◆ WRITTEN REQUEST
Report the number of lines in the entries below that include the word "นามด", and nothing else.

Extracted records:
########
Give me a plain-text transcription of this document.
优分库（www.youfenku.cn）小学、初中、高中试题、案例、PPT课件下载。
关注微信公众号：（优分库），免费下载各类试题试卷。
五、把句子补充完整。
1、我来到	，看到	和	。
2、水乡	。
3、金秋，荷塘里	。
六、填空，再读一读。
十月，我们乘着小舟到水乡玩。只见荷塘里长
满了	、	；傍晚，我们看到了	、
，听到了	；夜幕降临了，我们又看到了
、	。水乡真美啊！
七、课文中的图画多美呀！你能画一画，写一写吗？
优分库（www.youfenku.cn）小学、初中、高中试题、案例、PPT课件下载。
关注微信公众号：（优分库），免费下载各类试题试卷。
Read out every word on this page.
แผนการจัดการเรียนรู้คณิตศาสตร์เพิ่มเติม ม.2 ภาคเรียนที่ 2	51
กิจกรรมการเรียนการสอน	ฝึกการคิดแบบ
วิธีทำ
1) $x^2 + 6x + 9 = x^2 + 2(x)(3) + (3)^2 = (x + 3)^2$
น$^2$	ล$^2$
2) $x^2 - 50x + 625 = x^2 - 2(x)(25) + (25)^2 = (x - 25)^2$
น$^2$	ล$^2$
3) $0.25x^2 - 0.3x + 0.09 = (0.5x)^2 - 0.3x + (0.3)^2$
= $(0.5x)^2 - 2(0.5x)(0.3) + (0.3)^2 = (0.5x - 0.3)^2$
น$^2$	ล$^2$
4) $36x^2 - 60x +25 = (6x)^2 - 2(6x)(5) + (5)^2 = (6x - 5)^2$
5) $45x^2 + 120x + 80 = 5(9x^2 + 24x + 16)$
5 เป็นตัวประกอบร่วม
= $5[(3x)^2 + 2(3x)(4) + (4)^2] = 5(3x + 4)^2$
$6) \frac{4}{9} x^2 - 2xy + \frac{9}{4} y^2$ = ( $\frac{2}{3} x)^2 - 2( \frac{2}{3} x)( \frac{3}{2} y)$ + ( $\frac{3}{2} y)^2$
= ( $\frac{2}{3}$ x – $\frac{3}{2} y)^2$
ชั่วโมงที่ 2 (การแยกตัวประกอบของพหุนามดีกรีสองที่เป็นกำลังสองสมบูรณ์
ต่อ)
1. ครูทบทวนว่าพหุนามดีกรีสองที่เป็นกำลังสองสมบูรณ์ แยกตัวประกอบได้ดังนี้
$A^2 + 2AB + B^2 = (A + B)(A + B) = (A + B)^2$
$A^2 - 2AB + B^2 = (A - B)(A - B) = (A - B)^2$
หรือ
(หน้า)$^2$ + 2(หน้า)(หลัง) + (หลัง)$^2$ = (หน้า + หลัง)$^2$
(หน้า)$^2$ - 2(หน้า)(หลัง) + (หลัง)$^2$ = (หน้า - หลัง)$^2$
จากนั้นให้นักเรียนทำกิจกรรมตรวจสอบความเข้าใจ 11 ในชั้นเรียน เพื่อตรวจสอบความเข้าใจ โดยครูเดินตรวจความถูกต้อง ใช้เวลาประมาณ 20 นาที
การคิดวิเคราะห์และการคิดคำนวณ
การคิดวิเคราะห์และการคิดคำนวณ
########
◆ EXERCISE OUTPUT
2